[Instructions to follow]
Write out each line in which the string "Android" is present.

[The data]

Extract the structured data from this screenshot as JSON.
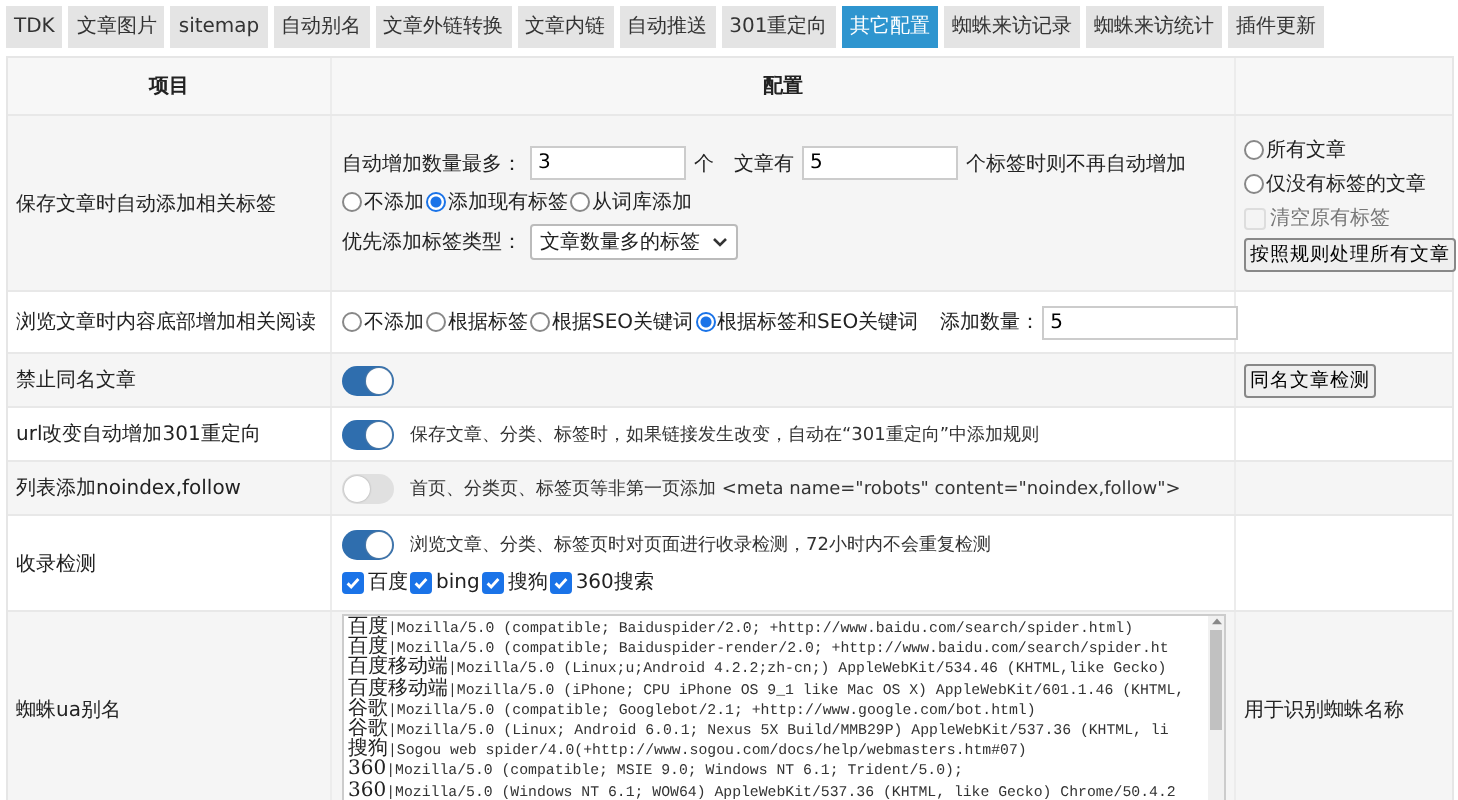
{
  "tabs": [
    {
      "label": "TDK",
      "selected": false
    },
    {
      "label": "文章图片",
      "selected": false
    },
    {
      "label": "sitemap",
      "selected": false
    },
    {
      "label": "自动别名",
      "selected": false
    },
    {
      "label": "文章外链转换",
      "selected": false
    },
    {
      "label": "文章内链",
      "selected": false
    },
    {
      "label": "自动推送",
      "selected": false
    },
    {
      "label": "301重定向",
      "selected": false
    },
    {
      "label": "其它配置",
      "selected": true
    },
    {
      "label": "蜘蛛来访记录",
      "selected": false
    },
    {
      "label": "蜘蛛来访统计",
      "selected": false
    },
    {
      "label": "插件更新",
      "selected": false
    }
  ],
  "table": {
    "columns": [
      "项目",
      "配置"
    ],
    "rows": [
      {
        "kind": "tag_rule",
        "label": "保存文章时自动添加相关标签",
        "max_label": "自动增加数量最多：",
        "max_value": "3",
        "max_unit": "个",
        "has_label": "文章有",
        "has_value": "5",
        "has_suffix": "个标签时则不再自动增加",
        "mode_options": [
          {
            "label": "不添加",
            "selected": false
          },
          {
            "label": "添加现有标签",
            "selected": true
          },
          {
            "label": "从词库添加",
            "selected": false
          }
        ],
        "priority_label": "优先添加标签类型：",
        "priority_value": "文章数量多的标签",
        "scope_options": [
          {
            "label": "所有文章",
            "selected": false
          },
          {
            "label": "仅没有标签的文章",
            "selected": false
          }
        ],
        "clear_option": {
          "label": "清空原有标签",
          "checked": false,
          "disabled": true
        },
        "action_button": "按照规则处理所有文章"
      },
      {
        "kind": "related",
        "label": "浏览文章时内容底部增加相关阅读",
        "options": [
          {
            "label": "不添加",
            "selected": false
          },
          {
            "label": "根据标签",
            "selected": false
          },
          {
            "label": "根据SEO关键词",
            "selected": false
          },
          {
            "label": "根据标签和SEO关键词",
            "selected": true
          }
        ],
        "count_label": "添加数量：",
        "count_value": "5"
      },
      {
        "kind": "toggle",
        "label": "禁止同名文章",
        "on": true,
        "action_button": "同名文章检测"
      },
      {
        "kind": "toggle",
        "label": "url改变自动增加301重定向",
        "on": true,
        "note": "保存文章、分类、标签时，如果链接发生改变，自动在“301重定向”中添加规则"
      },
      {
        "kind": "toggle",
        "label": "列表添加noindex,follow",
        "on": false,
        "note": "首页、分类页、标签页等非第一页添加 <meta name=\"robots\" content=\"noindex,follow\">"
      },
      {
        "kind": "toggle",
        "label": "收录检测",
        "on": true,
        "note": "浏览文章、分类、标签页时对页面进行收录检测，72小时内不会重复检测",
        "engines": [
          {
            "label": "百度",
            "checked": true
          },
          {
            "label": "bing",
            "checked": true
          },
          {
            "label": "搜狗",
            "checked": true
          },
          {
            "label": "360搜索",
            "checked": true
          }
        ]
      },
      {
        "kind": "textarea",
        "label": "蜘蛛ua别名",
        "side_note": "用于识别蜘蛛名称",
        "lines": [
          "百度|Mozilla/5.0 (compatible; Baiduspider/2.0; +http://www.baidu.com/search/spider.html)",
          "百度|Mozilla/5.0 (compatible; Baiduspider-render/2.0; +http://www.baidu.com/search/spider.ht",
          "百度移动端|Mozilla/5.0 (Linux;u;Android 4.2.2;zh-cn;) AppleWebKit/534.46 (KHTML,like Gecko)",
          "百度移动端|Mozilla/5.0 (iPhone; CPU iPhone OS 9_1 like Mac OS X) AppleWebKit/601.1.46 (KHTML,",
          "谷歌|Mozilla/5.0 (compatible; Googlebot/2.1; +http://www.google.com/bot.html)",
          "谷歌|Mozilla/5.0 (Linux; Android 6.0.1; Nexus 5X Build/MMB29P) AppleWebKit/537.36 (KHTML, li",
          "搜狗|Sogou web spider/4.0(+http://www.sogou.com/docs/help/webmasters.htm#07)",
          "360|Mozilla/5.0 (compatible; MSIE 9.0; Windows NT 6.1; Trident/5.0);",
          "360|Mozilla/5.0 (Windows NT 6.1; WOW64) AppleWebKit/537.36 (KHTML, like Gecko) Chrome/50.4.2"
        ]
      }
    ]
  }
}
...
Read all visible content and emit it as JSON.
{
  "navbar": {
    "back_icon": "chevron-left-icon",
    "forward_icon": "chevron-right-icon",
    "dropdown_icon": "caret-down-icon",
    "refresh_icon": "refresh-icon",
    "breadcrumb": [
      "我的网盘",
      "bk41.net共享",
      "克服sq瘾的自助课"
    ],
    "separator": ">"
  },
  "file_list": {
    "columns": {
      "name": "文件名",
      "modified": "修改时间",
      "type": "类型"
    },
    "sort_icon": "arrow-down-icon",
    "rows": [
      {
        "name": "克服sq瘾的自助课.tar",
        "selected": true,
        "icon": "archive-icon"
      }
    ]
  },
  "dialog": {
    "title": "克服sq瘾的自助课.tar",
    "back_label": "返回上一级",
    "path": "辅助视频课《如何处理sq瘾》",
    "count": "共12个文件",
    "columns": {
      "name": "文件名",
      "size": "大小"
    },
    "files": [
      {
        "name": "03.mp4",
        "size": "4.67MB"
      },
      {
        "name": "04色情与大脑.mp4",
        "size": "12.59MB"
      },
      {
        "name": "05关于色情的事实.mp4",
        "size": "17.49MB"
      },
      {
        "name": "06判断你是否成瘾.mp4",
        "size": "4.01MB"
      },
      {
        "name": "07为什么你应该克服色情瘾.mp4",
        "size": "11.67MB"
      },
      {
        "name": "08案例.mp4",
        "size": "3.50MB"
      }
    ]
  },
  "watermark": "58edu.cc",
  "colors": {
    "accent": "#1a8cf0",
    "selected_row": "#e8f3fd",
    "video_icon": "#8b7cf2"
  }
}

[Answer to this problem]
          "百度移动端|Mozilla/5.0 (Linux;u;Android 4.2.2;zh-cn;) AppleWebKit/534.46 (KHTML,like Gecko)",
          "谷歌|Mozilla/5.0 (Linux; Android 6.0.1; Nexus 5X Build/MMB29P) AppleWebKit/537.36 (KHTML, li",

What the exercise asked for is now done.